— Begin PROVIDED INFORMATION —

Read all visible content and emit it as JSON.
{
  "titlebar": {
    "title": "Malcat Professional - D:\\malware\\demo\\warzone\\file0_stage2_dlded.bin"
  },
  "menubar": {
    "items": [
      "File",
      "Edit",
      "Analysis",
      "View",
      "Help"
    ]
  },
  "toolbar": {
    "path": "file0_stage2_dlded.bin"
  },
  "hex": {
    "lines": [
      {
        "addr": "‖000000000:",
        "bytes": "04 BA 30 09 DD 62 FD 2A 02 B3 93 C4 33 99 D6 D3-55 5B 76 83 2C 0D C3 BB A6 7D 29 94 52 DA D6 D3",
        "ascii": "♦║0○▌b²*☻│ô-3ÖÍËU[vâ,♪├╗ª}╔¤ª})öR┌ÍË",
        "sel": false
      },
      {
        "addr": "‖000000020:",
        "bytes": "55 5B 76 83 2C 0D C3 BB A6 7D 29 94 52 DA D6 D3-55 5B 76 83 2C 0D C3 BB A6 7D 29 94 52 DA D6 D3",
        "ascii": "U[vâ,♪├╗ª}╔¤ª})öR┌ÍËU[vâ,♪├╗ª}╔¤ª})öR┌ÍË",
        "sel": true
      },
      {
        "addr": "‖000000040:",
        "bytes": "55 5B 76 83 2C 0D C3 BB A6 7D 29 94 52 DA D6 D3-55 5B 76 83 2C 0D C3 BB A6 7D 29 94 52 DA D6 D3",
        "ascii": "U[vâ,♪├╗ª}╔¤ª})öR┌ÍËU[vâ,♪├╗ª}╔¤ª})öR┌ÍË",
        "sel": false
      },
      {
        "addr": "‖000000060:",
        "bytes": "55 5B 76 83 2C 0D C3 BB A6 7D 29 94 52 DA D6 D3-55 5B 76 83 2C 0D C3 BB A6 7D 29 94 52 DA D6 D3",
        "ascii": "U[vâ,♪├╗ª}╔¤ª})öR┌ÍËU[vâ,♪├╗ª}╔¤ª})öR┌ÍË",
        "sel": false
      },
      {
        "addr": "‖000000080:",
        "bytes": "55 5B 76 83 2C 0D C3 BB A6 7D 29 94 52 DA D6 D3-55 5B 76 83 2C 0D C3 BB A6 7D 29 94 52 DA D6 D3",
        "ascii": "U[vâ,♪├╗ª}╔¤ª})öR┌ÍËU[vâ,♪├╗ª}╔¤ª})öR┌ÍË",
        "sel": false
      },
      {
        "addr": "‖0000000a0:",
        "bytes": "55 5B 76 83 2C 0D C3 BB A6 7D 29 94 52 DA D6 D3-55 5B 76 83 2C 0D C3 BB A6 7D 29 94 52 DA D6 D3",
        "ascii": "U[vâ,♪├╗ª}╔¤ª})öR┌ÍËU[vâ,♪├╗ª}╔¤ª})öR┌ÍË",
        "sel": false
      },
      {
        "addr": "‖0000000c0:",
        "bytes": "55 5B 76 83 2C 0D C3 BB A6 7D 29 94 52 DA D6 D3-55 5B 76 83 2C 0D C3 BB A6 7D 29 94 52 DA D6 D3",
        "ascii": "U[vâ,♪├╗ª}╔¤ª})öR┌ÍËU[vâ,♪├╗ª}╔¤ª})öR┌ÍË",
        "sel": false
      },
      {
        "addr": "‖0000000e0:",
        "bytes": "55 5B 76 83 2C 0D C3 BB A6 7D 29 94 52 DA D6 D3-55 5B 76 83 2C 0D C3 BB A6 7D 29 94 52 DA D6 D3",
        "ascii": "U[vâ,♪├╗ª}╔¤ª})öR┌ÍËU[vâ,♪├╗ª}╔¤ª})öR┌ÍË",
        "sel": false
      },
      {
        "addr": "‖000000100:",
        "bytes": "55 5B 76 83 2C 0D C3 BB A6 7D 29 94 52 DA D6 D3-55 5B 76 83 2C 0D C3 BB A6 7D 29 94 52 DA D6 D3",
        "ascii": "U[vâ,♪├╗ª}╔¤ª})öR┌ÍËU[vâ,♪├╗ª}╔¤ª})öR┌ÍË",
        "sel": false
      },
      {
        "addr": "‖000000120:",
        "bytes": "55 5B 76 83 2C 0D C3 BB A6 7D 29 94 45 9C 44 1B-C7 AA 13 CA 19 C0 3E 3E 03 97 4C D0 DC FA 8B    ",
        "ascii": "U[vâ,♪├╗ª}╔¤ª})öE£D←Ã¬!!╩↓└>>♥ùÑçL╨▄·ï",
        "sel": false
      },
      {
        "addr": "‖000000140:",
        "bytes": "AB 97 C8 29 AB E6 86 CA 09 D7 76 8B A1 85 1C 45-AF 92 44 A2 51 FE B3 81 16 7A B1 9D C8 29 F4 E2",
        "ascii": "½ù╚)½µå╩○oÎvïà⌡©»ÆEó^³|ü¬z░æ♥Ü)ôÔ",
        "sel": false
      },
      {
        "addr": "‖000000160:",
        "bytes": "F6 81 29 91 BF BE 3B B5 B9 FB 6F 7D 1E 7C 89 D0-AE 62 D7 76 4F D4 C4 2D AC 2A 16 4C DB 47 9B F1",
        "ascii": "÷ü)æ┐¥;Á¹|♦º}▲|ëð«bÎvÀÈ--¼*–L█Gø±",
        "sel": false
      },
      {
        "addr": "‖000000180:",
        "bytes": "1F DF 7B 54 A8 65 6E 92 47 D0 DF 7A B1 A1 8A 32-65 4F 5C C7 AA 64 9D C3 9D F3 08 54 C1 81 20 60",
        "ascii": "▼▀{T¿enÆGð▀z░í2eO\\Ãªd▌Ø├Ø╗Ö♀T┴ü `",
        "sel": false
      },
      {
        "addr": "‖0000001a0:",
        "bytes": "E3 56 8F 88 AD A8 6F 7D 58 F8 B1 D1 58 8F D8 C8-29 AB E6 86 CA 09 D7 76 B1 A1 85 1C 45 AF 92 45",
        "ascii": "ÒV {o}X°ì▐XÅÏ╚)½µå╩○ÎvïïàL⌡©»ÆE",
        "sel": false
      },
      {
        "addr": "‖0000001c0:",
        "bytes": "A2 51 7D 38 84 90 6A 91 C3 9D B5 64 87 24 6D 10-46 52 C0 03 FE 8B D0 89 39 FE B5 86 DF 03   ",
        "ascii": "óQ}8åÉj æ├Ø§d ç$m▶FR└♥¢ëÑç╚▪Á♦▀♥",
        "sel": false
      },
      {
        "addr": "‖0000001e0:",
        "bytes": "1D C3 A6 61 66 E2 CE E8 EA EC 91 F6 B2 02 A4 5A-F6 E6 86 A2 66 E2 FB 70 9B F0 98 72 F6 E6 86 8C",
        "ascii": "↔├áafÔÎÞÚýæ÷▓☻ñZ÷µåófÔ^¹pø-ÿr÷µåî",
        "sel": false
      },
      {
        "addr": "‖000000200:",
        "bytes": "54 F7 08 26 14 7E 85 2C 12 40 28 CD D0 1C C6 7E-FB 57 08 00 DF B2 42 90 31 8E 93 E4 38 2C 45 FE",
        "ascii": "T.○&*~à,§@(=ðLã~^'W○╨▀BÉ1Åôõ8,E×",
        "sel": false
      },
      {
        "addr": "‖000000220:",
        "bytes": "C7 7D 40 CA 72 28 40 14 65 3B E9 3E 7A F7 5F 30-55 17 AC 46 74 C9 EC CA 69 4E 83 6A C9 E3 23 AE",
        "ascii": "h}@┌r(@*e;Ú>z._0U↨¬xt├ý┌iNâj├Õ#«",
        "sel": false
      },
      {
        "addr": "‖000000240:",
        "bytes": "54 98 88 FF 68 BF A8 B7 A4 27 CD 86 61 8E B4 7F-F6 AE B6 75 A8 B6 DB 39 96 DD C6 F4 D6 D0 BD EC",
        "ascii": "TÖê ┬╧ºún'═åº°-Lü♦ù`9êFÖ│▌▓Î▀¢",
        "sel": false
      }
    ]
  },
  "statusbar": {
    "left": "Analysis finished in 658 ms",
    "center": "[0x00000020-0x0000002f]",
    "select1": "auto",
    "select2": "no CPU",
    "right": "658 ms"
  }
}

— End PROVIDED INFORMATION —

- _WHAT TO WORK ON_: Look through the data and gather every line with the string "Analysis" in it.

- _EXERCISE SOLUTION_:
      "Analysis",
    "left": "Analysis finished in 658 ms",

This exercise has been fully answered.